-- START Excerpted text --

# Assignment 6: Generative Adversarial Networks

Submitted by: **Muhammad Ibrahim Afsar Khan**


Task 2:
- Implement a fully convolutional DCGAN-like model (https://arxiv.org/abs/1511.06434)
- Train the model on the CelebA dataset to generate new faces
- Requirements:
    - Use Tensorboard, WandDB or some other experiment tracker
    - Show the capabilities of your model to generate images
    - Evaluate and track during training using one quantitative metric (e.g. FID)

## Prelimenaries

In [31]:
import numpy as np
import os
import shutil

from PIL import Image

import torch
import torch.nn as nn
import torchvision.transforms as transforms
import torchvision.datasets as datasets
from torch.utils.tensorboard import SummaryWriter
from torch.utils.data import DataLoader, Dataset

import matplotlib.pyplot as plt

from tqdm import tqdm

In [32]:
device = torch.device("cuda" if torch.cuda.is_available() else "cpu")

-- END Excerpted text --
-- START Items --

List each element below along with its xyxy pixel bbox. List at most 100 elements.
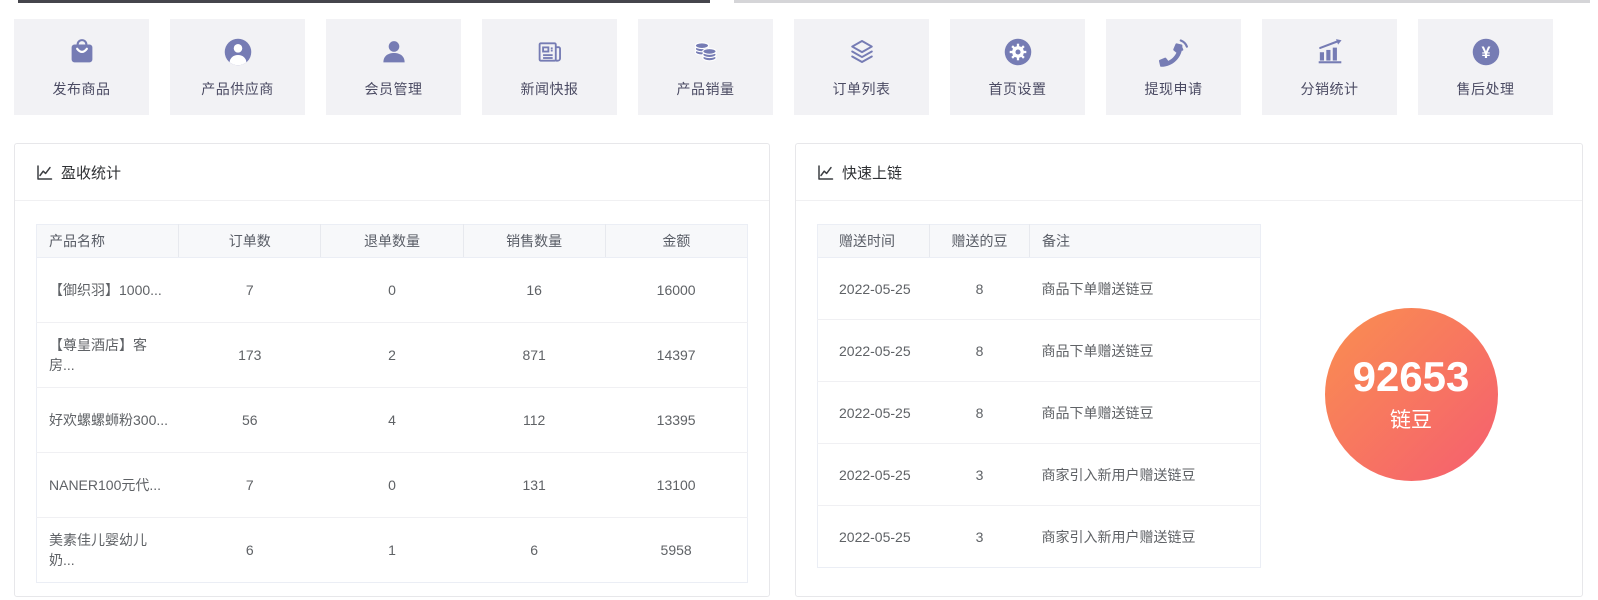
quick-action-homepage-settings[interactable]: 首页设置 <box>950 19 1085 115</box>
table-cell: 13100 <box>605 452 748 518</box>
user-icon <box>379 36 409 68</box>
table-cell: 3 <box>975 528 984 545</box>
table-cell: 56 <box>178 387 321 453</box>
chain-bean-unit: 链豆 <box>1390 408 1432 432</box>
table-cell: 商品下单赠送链豆 <box>1029 381 1261 444</box>
table-cell: 4 <box>320 387 464 453</box>
table-cell: 2022-05-25 <box>839 528 911 545</box>
gear-icon <box>1003 36 1033 68</box>
badge-area: 92653 链豆 <box>1261 224 1561 568</box>
newspaper-icon <box>535 36 565 68</box>
bar-chart-icon <box>1315 36 1345 68</box>
table-cell: 2 <box>320 322 464 388</box>
table-cell: 871 <box>463 322 606 388</box>
supplier-user-icon <box>223 36 253 68</box>
quick-action-label: 产品供应商 <box>201 80 274 97</box>
table-row: 2022-05-25 3 商家引入新用户赠送链豆 <box>818 506 1261 568</box>
table-cell: 8 <box>929 257 1030 320</box>
table-row: 2022-05-25 8 商品下单赠送链豆 <box>817 381 1261 444</box>
table-cell: 0 <box>320 452 464 518</box>
quick-action-label: 分销统计 <box>1300 80 1359 97</box>
dashboard-screen: 发布商品 产品供应商 会员管理 新闻快报 产品销量 订单列表 首页设置 提现申请… <box>0 0 1598 600</box>
table-row: 美素佳儿婴幼儿奶... 6 1 6 5958 <box>37 518 748 583</box>
chart-line-icon <box>37 164 53 180</box>
yuan-icon: ¥ <box>1471 36 1501 68</box>
column-header: 订单数 <box>178 224 322 258</box>
table-cell: 2022-05-25 <box>817 257 930 320</box>
panel-title: 快速上链 <box>842 164 903 182</box>
top-edge-strip-right <box>734 0 1590 3</box>
table-row: 【御织羽】1000... 7 0 16 16000 <box>36 257 748 323</box>
main-content: 盈收统计 产品名称 订单数 退单数量 销售数量 金额 【御织羽】1000... 7 0 16 1… <box>14 143 1583 597</box>
revenue-table: 产品名称 订单数 退单数量 销售数量 金额 【御织羽】1000... 7 0 16 16000 【… <box>36 224 748 583</box>
quick-action-member-management[interactable]: 会员管理 <box>326 19 461 115</box>
quick-action-label: 新闻快报 <box>520 80 579 97</box>
quick-action-label: 产品销量 <box>676 80 735 97</box>
table-cell: 6 <box>245 542 254 558</box>
table-cell: 16000 <box>605 257 748 323</box>
quick-chain-panel-header: 快速上链 <box>796 144 1582 201</box>
table-row: 【尊皇酒店】客房... 173 2 871 14397 <box>36 322 748 388</box>
table-cell: 美素佳儿婴幼儿奶... <box>49 532 147 568</box>
table-cell: 112 <box>463 387 606 453</box>
quick-action-label: 发布商品 <box>52 80 111 97</box>
coins-icon <box>691 36 721 68</box>
table-cell: NANER100元代... <box>36 452 179 518</box>
table-cell: 173 <box>178 322 321 388</box>
table-cell: 6 <box>530 542 539 558</box>
quick-action-order-list[interactable]: 订单列表 <box>794 19 929 115</box>
table-cell: 8 <box>929 319 1030 382</box>
top-edge-strip-left <box>18 0 710 3</box>
table-cell: 5958 <box>660 542 692 558</box>
phone-icon <box>1158 36 1189 68</box>
column-header: 产品名称 <box>36 224 180 258</box>
quick-action-publish-product[interactable]: 发布商品 <box>14 19 149 115</box>
column-header: 赠送的豆 <box>929 224 1030 258</box>
column-header: 备注 <box>1029 224 1261 258</box>
quick-action-aftersales[interactable]: ¥ 售后处理 <box>1418 19 1553 115</box>
quick-actions-row: 发布商品 产品供应商 会员管理 新闻快报 产品销量 订单列表 首页设置 提现申请… <box>14 19 1553 115</box>
quick-action-label: 会员管理 <box>364 80 423 97</box>
table-cell: 1 <box>388 542 396 558</box>
quick-chain-panel: 快速上链 赠送时间 赠送的豆 备注 2022-05-25 8 商品下单赠送链豆 2022-… <box>795 143 1583 597</box>
table-cell: 2022-05-25 <box>817 319 930 382</box>
table-cell: 2022-05-25 <box>817 381 930 444</box>
table-cell: 商家引入新用户赠送链豆 <box>1041 528 1196 545</box>
table-cell: 16 <box>463 257 606 323</box>
table-cell: 7 <box>178 257 321 323</box>
quick-action-distribution-stats[interactable]: 分销统计 <box>1262 19 1397 115</box>
table-cell: 商家引入新用户赠送链豆 <box>1029 443 1261 506</box>
chain-bean-total-value: 92653 <box>1352 353 1470 401</box>
table-cell: 2022-05-25 <box>817 443 930 506</box>
quick-action-label: 首页设置 <box>988 80 1047 97</box>
revenue-panel-header: 盈收统计 <box>15 144 769 201</box>
column-header: 赠送时间 <box>817 224 930 258</box>
column-header: 销售数量 <box>463 224 606 258</box>
panel-title: 盈收统计 <box>61 164 122 182</box>
column-header: 金额 <box>605 224 748 258</box>
table-cell: 【御织羽】1000... <box>36 257 179 323</box>
revenue-stats-panel: 盈收统计 产品名称 订单数 退单数量 销售数量 金额 【御织羽】1000... 7 0 16 1… <box>14 143 770 597</box>
table-cell: 7 <box>178 452 321 518</box>
table-row: 好欢螺螺蛳粉300... 56 4 112 13395 <box>36 387 748 453</box>
quick-action-label: 订单列表 <box>832 80 891 97</box>
table-row: NANER100元代... 7 0 131 13100 <box>36 452 748 518</box>
quick-action-product-supplier[interactable]: 产品供应商 <box>170 19 305 115</box>
chart-line-icon <box>818 164 834 180</box>
table-cell: 8 <box>929 381 1030 444</box>
table-cell: 商品下单赠送链豆 <box>1029 257 1261 320</box>
quick-action-label: 提现申请 <box>1144 80 1203 97</box>
shopping-bag-icon <box>67 36 97 68</box>
quick-action-label: 售后处理 <box>1456 80 1515 97</box>
chain-bean-total-badge: 92653 链豆 <box>1324 308 1498 481</box>
quick-chain-table: 赠送时间 赠送的豆 备注 2022-05-25 8 商品下单赠送链豆 2022-05-25… <box>817 224 1261 568</box>
quick-action-news-bulletin[interactable]: 新闻快报 <box>482 19 617 115</box>
table-cell: 3 <box>929 443 1030 506</box>
table-cell: 【尊皇酒店】客房... <box>36 322 179 388</box>
table-cell: 好欢螺螺蛳粉300... <box>36 387 179 453</box>
table-row: 2022-05-25 8 商品下单赠送链豆 <box>817 319 1261 382</box>
quick-action-withdrawal-request[interactable]: 提现申请 <box>1106 19 1241 115</box>
table-cell: 商品下单赠送链豆 <box>1029 319 1261 382</box>
svg-text:¥: ¥ <box>1481 43 1490 61</box>
quick-action-product-sales[interactable]: 产品销量 <box>638 19 773 115</box>
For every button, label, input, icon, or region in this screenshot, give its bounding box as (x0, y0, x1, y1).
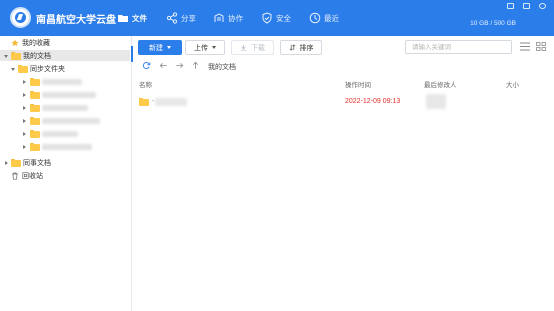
tree-item[interactable] (0, 128, 130, 139)
breadcrumb-current[interactable]: 我的文档 (208, 62, 236, 72)
chevron-right-icon[interactable] (22, 92, 28, 98)
storage-quota: 10 GB / 500 GB (470, 20, 516, 27)
chevron-right-icon[interactable] (22, 79, 28, 85)
folder-icon (30, 77, 40, 86)
download-icon (241, 44, 246, 51)
modified-time: 2022-12-09 09:13 (345, 98, 401, 105)
share-icon (166, 12, 178, 24)
sidebar-item-sync-folder[interactable]: 同步文件夹 (0, 63, 130, 74)
upload-button-label: 上传 (194, 44, 208, 52)
nav-recent-label: 最近 (324, 13, 339, 23)
download-button-label: 下载 (251, 44, 265, 52)
chevron-right-icon[interactable] (22, 105, 28, 111)
file-name: . (152, 96, 154, 103)
nav-collab[interactable]: 协作 (213, 10, 243, 26)
tree-item[interactable] (0, 102, 130, 113)
folder-icon (11, 51, 21, 60)
university-logo (10, 7, 31, 28)
sidebar-item-label: 我的收藏 (22, 39, 50, 47)
sidebar-item-favorites[interactable]: 我的收藏 (0, 37, 130, 48)
brand-title: 南昌航空大学云盘 (36, 15, 116, 26)
clock-icon (309, 12, 321, 24)
caret-down-icon (212, 46, 216, 49)
folder-icon (30, 129, 40, 138)
folder-icon (11, 158, 21, 167)
sidebar-item-my-docs[interactable]: 我的文档 (0, 50, 130, 61)
trash-icon (12, 172, 18, 180)
grid-view-icon[interactable] (536, 42, 546, 51)
user-icon[interactable] (539, 3, 546, 9)
nav-share-label: 分享 (181, 13, 196, 23)
collab-icon (214, 13, 224, 22)
chevron-down-icon[interactable] (4, 53, 10, 59)
nav-files[interactable]: 文件 (117, 10, 147, 26)
table-header: 名称 操作时间 最后修改人 大小 (133, 76, 554, 90)
folder-icon (18, 64, 28, 73)
sidebar: 我的收藏 我的文档 同步文件夹 同事文档 回收站 (0, 36, 132, 311)
chevron-right-icon[interactable] (22, 118, 28, 124)
redacted-name (42, 130, 78, 137)
tree-item[interactable] (0, 89, 130, 100)
download-button[interactable]: 下载 (231, 40, 274, 55)
back-arrow-icon[interactable] (159, 61, 168, 70)
forward-arrow-icon[interactable] (175, 61, 184, 70)
sort-icon (289, 44, 295, 51)
redacted-name (155, 98, 187, 106)
chevron-down-icon[interactable] (11, 66, 17, 72)
upload-button[interactable]: 上传 (185, 40, 225, 55)
sort-button[interactable]: 排序 (280, 40, 322, 55)
column-last-modifier[interactable]: 最后修改人 (424, 79, 457, 89)
column-modified[interactable]: 操作时间 (345, 79, 371, 89)
chevron-right-icon[interactable] (22, 131, 28, 137)
header-utility-icons (507, 3, 546, 9)
main-content: 新建 上传 下载 排序 我的文档 名称 操作时间 最后修改人 大小 . 2022… (133, 36, 554, 311)
sidebar-item-colleague-docs[interactable]: 同事文档 (0, 157, 130, 168)
nav-recent[interactable]: 最近 (309, 10, 339, 26)
sidebar-item-label: 回收站 (22, 172, 43, 180)
list-view-icon[interactable] (520, 42, 530, 51)
new-button[interactable]: 新建 (138, 40, 182, 55)
sidebar-item-recycle-bin[interactable]: 回收站 (0, 170, 130, 181)
caret-down-icon (167, 46, 171, 49)
top-bar: 南昌航空大学云盘 文件 分享 协作 安全 最近 10 GB / 500 GB (0, 0, 554, 36)
redacted-name (42, 117, 100, 124)
folder-icon (30, 116, 40, 125)
nav-security[interactable]: 安全 (261, 10, 291, 26)
sort-button-label: 排序 (299, 44, 314, 52)
breadcrumb-bar: 我的文档 (133, 59, 554, 73)
tree-item[interactable] (0, 76, 130, 87)
monitor-icon[interactable] (507, 3, 514, 9)
redacted-name (42, 143, 92, 150)
folder-icon (139, 98, 149, 106)
folder-icon (30, 103, 40, 112)
redacted-modifier (426, 94, 446, 109)
nav-security-label: 安全 (276, 13, 291, 23)
chevron-right-icon[interactable] (22, 144, 28, 150)
refresh-icon[interactable] (142, 61, 151, 70)
sidebar-item-label: 同步文件夹 (30, 65, 65, 73)
nav-files-label: 文件 (132, 13, 147, 23)
up-arrow-icon[interactable] (191, 61, 200, 70)
redacted-name (42, 91, 96, 98)
nav-share[interactable]: 分享 (166, 10, 196, 26)
redacted-name (42, 104, 88, 111)
column-size[interactable]: 大小 (506, 79, 519, 89)
sidebar-item-label: 同事文档 (23, 159, 51, 167)
new-button-label: 新建 (149, 44, 163, 52)
nav-collab-label: 协作 (228, 13, 243, 23)
chevron-right-icon[interactable] (4, 160, 10, 166)
column-name[interactable]: 名称 (139, 79, 152, 89)
star-icon (11, 38, 19, 46)
sidebar-item-label: 我的文档 (23, 52, 51, 60)
table-row[interactable]: . 2022-12-09 09:13 (133, 94, 554, 110)
tree-item[interactable] (0, 141, 130, 152)
search-input[interactable] (405, 40, 512, 54)
tree-item[interactable] (0, 115, 130, 126)
folder-icon (30, 142, 40, 151)
redacted-name (42, 78, 82, 85)
folder-icon (30, 90, 40, 99)
folder-icon (118, 15, 128, 22)
message-icon[interactable] (523, 3, 530, 9)
shield-icon (262, 12, 272, 24)
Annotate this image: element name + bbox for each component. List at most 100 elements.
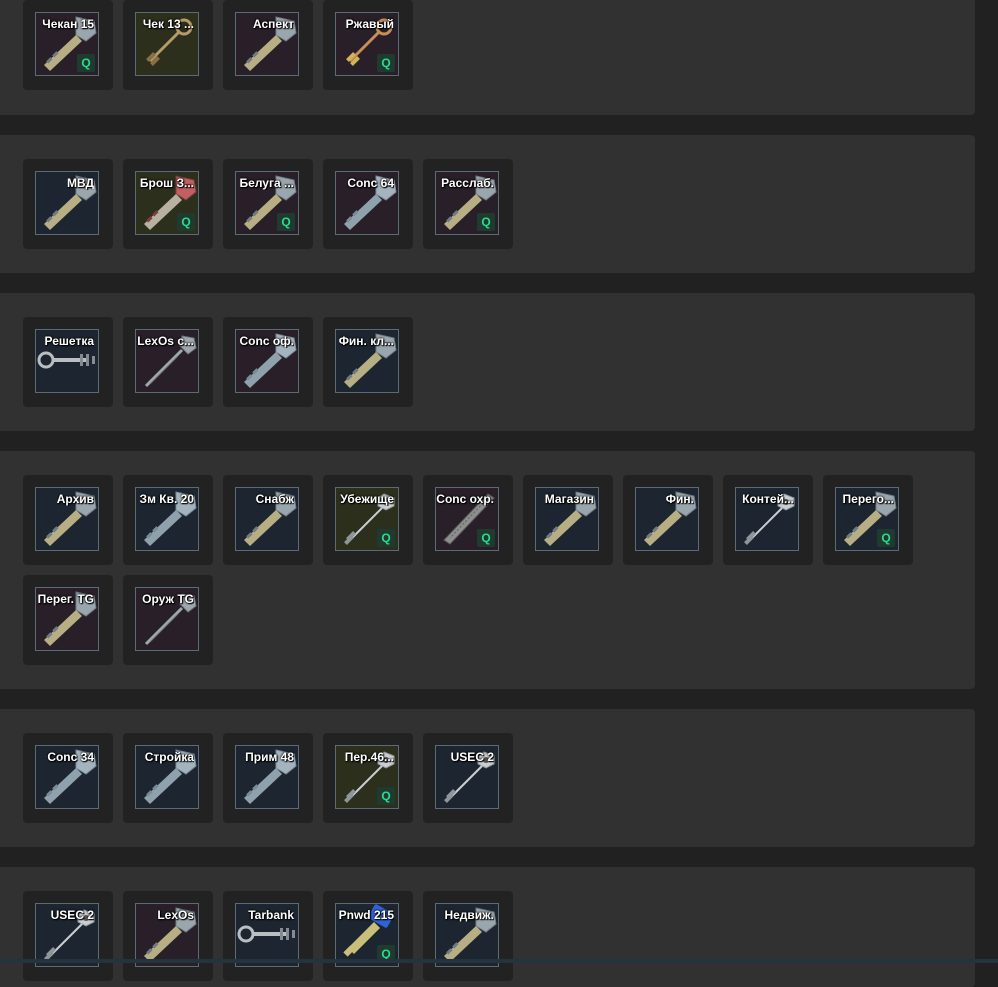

-- END Items --

Written exercise 1
Summarize the assignment text on generative adversarial networks in two sentences.
Written exercise 2
Proceed with the assignment text on generative adversarial networks, starting right after its last line.

Task answer 1
The assignment, submitted by Muhammad Ibrahim Afsar Khan, calls for a fully convolutional DCGAN-like model trained on the CelebA dataset to generate new faces, with an experiment tracker such as Tensorboard or WandDB, a demonstration of the model's image generation, and one quantitative metric such as FID tracked during training. Its preliminaries import libraries including NumPy, PIL, PyTorch, torchvision, TensorBoard's SummaryWriter, matplotlib and tqdm, and set the device to CUDA when it is available and to the CPU otherwise.

Task answer 2
In [33]:
TBOARD_LOGS = os.path.join(os.getcwd(), "tboard_logs", "fully_convolutional_DCGAN")
if not os.path.exists(TBOARD_LOGS):
    os.makedirs(TBOARD_LOGS)

shutil.rmtree(TBOARD_LOGS)
writer = SummaryWriter(TBOARD_LOGS)

## Dataset

In [34]:
dataset_dir = './img_align_celeba/img_align_celeba'

In [35]:
class CelebADataset(Dataset):
    def __init__(self, root_dir, transform=None):
        self.root_dir = root_dir
        self.transform = transform
        self.image_paths = [os.path.join(root_dir, fname) for fname in os.listdir(root_dir) if fname.endswith('.jpg')]
    
    def __len__(self):
        return len(self.image_paths)
    
    def __getitem__(self, idx):
        img_path = self.image_paths[idx]
        image = Image.open(img_path).convert('RGB')
        
        if self.transform:
            image = self.transform(image)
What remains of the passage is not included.